**What is needed**
Exclude images, then output the remaining data verbatim.
──────── Records supplied ────────
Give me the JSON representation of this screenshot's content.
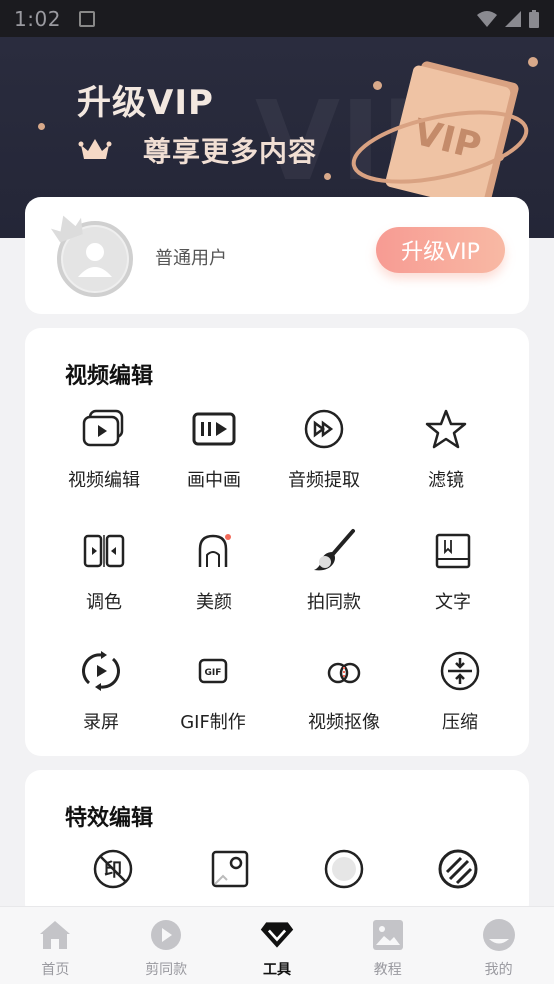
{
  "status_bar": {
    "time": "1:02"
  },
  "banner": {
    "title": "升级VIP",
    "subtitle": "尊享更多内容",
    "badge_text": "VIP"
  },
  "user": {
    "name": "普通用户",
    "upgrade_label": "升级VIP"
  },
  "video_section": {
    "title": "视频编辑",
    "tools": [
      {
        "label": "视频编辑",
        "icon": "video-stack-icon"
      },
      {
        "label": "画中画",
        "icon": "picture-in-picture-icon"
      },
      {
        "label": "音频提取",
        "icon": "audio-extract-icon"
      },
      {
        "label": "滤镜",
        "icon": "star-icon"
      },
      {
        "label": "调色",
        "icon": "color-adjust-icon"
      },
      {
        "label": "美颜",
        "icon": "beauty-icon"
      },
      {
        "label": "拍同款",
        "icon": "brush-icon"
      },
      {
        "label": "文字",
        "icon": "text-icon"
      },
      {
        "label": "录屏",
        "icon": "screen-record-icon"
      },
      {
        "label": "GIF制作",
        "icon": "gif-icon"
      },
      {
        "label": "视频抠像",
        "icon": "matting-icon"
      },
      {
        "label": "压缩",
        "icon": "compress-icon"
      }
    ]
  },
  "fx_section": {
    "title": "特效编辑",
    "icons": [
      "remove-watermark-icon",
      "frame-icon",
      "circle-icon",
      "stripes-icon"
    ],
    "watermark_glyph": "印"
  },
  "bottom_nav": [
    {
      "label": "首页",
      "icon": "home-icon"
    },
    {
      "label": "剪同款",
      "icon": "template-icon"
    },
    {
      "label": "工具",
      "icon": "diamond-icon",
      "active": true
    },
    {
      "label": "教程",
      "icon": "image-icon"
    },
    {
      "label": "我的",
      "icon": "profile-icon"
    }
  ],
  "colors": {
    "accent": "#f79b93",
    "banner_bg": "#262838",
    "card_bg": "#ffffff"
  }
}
────────
**Response to the exercise**
Give me the JSON representation of this screenshot's content.
{
  "status_bar": {
    "time": "1:02"
  },
  "banner": {
    "title": "升级VIP",
    "subtitle": "尊享更多内容",
    "badge_text": "VIP"
  },
  "user": {
    "name": "普通用户",
    "upgrade_label": "升级VIP"
  },
  "video_section": {
    "title": "视频编辑",
    "tools": [
      {
        "label": "视频编辑",
        "icon": "video-stack-icon"
      },
      {
        "label": "画中画",
        "icon": "picture-in-picture-icon"
      },
      {
        "label": "音频提取",
        "icon": "audio-extract-icon"
      },
      {
        "label": "滤镜",
        "icon": "star-icon"
      },
      {
        "label": "调色",
        "icon": "color-adjust-icon"
      },
      {
        "label": "美颜",
        "icon": "beauty-icon"
      },
      {
        "label": "拍同款",
        "icon": "brush-icon"
      },
      {
        "label": "文字",
        "icon": "text-icon"
      },
      {
        "label": "录屏",
        "icon": "screen-record-icon"
      },
      {
        "label": "GIF制作",
        "icon": "gif-icon"
      },
      {
        "label": "视频抠像",
        "icon": "matting-icon"
      },
      {
        "label": "压缩",
        "icon": "compress-icon"
      }
    ]
  },
  "fx_section": {
    "title": "特效编辑",
    "icons": [
      "remove-watermark-icon",
      "frame-icon",
      "circle-icon",
      "stripes-icon"
    ],
    "watermark_glyph": "印"
  },
  "bottom_nav": [
    {
      "label": "首页",
      "icon": "home-icon"
    },
    {
      "label": "剪同款",
      "icon": "template-icon"
    },
    {
      "label": "工具",
      "icon": "diamond-icon",
      "active": true
    },
    {
      "label": "教程",
      "icon": "image-icon"
    },
    {
      "label": "我的",
      "icon": "profile-icon"
    }
  ],
  "colors": {
    "accent": "#f79b93",
    "banner_bg": "#262838",
    "card_bg": "#ffffff"
  }
}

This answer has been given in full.